▶ **Objective**:
Every record must be repeated exactly; omit any pictures they contain.

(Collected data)
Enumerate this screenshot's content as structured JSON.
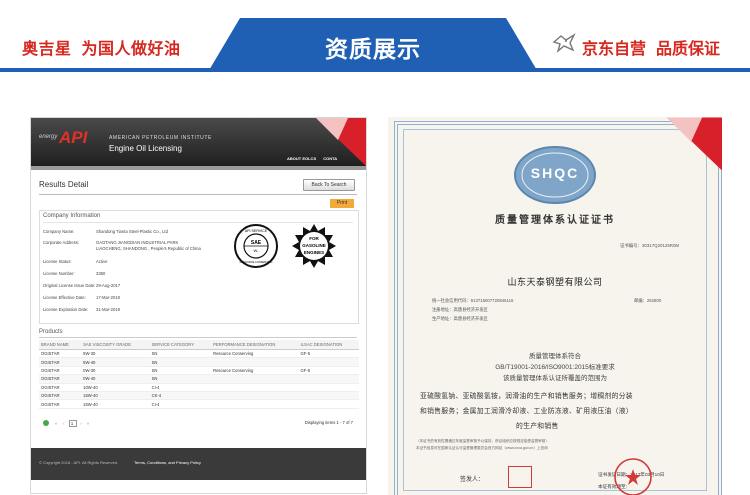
{
  "banner": {
    "left_slogan": [
      "奥吉星",
      "为国人做好油"
    ],
    "title": "资质展示",
    "right_slogan": [
      "京东自营",
      "品质保证"
    ],
    "accent": "#1f5fb4",
    "brand_red": "#d7281f"
  },
  "api_page": {
    "logo_prefix": "energy",
    "logo": "API",
    "institute": "AMERICAN PETROLEUM INSTITUTE",
    "program": "Engine Oil Licensing",
    "nav": [
      "ABOUT EOLCS",
      "CONTA"
    ],
    "results_title": "Results Detail",
    "back_button": "Back To Search",
    "print_button": "Print",
    "company_heading": "Company Information",
    "fields": [
      {
        "label": "Company Name:",
        "value": "Shandong Tianta Steel-Plastic Co., Ltd"
      },
      {
        "label": "Corporate Address:",
        "value": "GAOTANG JIANGDIAN INDUSTRIAL PARK"
      },
      {
        "label": "",
        "value": "LIAOCHENG, SHANDONG , People's Republic of China"
      },
      {
        "label": "License Status:",
        "value": "Active"
      },
      {
        "label": "License Number:",
        "value": "3380"
      },
      {
        "label": "Original License Issue Date:",
        "value": "29-Aug-2017"
      },
      {
        "label": "License Effective Date:",
        "value": "17-Mar-2018"
      },
      {
        "label": "License Expiration Date:",
        "value": "31-Mar-2019"
      }
    ],
    "donut_text": {
      "top": "API SERVICE",
      "center": "SAE",
      "center2": "W-",
      "bottom": "RESOURCE CONSERVING"
    },
    "starburst_text": [
      "FOR",
      "GASOLINE",
      "ENGINES"
    ],
    "products_heading": "Products",
    "columns": [
      "BRAND NAME",
      "SAE VISCOSITY GRADE",
      "SERVICE CATEGORY",
      "PERFORMANCE DESIGNATION",
      "ILSAC DESIGNATION"
    ],
    "rows": [
      [
        "OGISTAR",
        "5W-30",
        "SN",
        "Resource Conserving",
        "GF-5"
      ],
      [
        "OGISTAR",
        "5W-40",
        "SN",
        "",
        ""
      ],
      [
        "OGISTAR",
        "0W-30",
        "SN",
        "Resource Conserving",
        "GF-5"
      ],
      [
        "OGISTAR",
        "0W-40",
        "SN",
        "",
        ""
      ],
      [
        "OGISTAR",
        "10W-40",
        "CI-4",
        "",
        ""
      ],
      [
        "OGISTAR",
        "15W-40",
        "CK-4",
        "",
        ""
      ],
      [
        "OGISTAR",
        "15W-40",
        "CI-4",
        "",
        ""
      ]
    ],
    "pager_page": "1",
    "pager_info": "Displaying items 1 - 7 of 7",
    "copyright": "© Copyright 2018 - API. All Rights Reserved.",
    "terms": "Terms, Conditions, and Privacy Policy"
  },
  "certificate": {
    "badge": "SHQC",
    "title": "质量管理体系认证证书",
    "number": "证书编号：30317Q20125R0M",
    "company": "山东天泰钢塑有限公司",
    "info_lines": [
      "统一社会信用代码：91371500772084611​6",
      "注册地址：高唐县经济开发区",
      "生产地址：高唐县经济开发区"
    ],
    "postcode": "邮编：252800",
    "statement": [
      "质量管理体系符合",
      "GB/T19001-2016/ISO9001:2015标准要求",
      "该质量管理体系认证所覆盖的范围为"
    ],
    "scope": [
      "亚硫酸氢钠、亚硫酸氢铵，润滑油的生产和销售服务；增稠剂的分装",
      "和销售服务；金属加工润滑冷却液、工业防冻液、矿用液压油（液）",
      "的生产和销售"
    ],
    "footnotes": [
      "（本证书的有效性需通过年度监督审核予以保持，获证组织应按规定接受监督审核）",
      "本证书信息可在国家认证认可监督管理委员会官方网站（www.cnca.gov.cn）上查询"
    ],
    "signature_label": "签发人：",
    "issue_label": "证书发证日期：2017年03月10日",
    "valid_label": "本证有效期至："
  }
}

▶ **Task solution**:
Enumerate this screenshot's content as structured JSON.
{
  "banner": {
    "left_slogan": [
      "奥吉星",
      "为国人做好油"
    ],
    "title": "资质展示",
    "right_slogan": [
      "京东自营",
      "品质保证"
    ],
    "accent": "#1f5fb4",
    "brand_red": "#d7281f"
  },
  "api_page": {
    "logo_prefix": "energy",
    "logo": "API",
    "institute": "AMERICAN PETROLEUM INSTITUTE",
    "program": "Engine Oil Licensing",
    "nav": [
      "ABOUT EOLCS",
      "CONTA"
    ],
    "results_title": "Results Detail",
    "back_button": "Back To Search",
    "print_button": "Print",
    "company_heading": "Company Information",
    "fields": [
      {
        "label": "Company Name:",
        "value": "Shandong Tianta Steel-Plastic Co., Ltd"
      },
      {
        "label": "Corporate Address:",
        "value": "GAOTANG JIANGDIAN INDUSTRIAL PARK"
      },
      {
        "label": "",
        "value": "LIAOCHENG, SHANDONG , People's Republic of China"
      },
      {
        "label": "License Status:",
        "value": "Active"
      },
      {
        "label": "License Number:",
        "value": "3380"
      },
      {
        "label": "Original License Issue Date:",
        "value": "29-Aug-2017"
      },
      {
        "label": "License Effective Date:",
        "value": "17-Mar-2018"
      },
      {
        "label": "License Expiration Date:",
        "value": "31-Mar-2019"
      }
    ],
    "donut_text": {
      "top": "API SERVICE",
      "center": "SAE",
      "center2": "W-",
      "bottom": "RESOURCE CONSERVING"
    },
    "starburst_text": [
      "FOR",
      "GASOLINE",
      "ENGINES"
    ],
    "products_heading": "Products",
    "columns": [
      "BRAND NAME",
      "SAE VISCOSITY GRADE",
      "SERVICE CATEGORY",
      "PERFORMANCE DESIGNATION",
      "ILSAC DESIGNATION"
    ],
    "rows": [
      [
        "OGISTAR",
        "5W-30",
        "SN",
        "Resource Conserving",
        "GF-5"
      ],
      [
        "OGISTAR",
        "5W-40",
        "SN",
        "",
        ""
      ],
      [
        "OGISTAR",
        "0W-30",
        "SN",
        "Resource Conserving",
        "GF-5"
      ],
      [
        "OGISTAR",
        "0W-40",
        "SN",
        "",
        ""
      ],
      [
        "OGISTAR",
        "10W-40",
        "CI-4",
        "",
        ""
      ],
      [
        "OGISTAR",
        "15W-40",
        "CK-4",
        "",
        ""
      ],
      [
        "OGISTAR",
        "15W-40",
        "CI-4",
        "",
        ""
      ]
    ],
    "pager_page": "1",
    "pager_info": "Displaying items 1 - 7 of 7",
    "copyright": "© Copyright 2018 - API. All Rights Reserved.",
    "terms": "Terms, Conditions, and Privacy Policy"
  },
  "certificate": {
    "badge": "SHQC",
    "title": "质量管理体系认证证书",
    "number": "证书编号：30317Q20125R0M",
    "company": "山东天泰钢塑有限公司",
    "info_lines": [
      "统一社会信用代码：91371500772084611​6",
      "注册地址：高唐县经济开发区",
      "生产地址：高唐县经济开发区"
    ],
    "postcode": "邮编：252800",
    "statement": [
      "质量管理体系符合",
      "GB/T19001-2016/ISO9001:2015标准要求",
      "该质量管理体系认证所覆盖的范围为"
    ],
    "scope": [
      "亚硫酸氢钠、亚硫酸氢铵，润滑油的生产和销售服务；增稠剂的分装",
      "和销售服务；金属加工润滑冷却液、工业防冻液、矿用液压油（液）",
      "的生产和销售"
    ],
    "footnotes": [
      "（本证书的有效性需通过年度监督审核予以保持，获证组织应按规定接受监督审核）",
      "本证书信息可在国家认证认可监督管理委员会官方网站（www.cnca.gov.cn）上查询"
    ],
    "signature_label": "签发人：",
    "issue_label": "证书发证日期：2017年03月10日",
    "valid_label": "本证有效期至："
  }
}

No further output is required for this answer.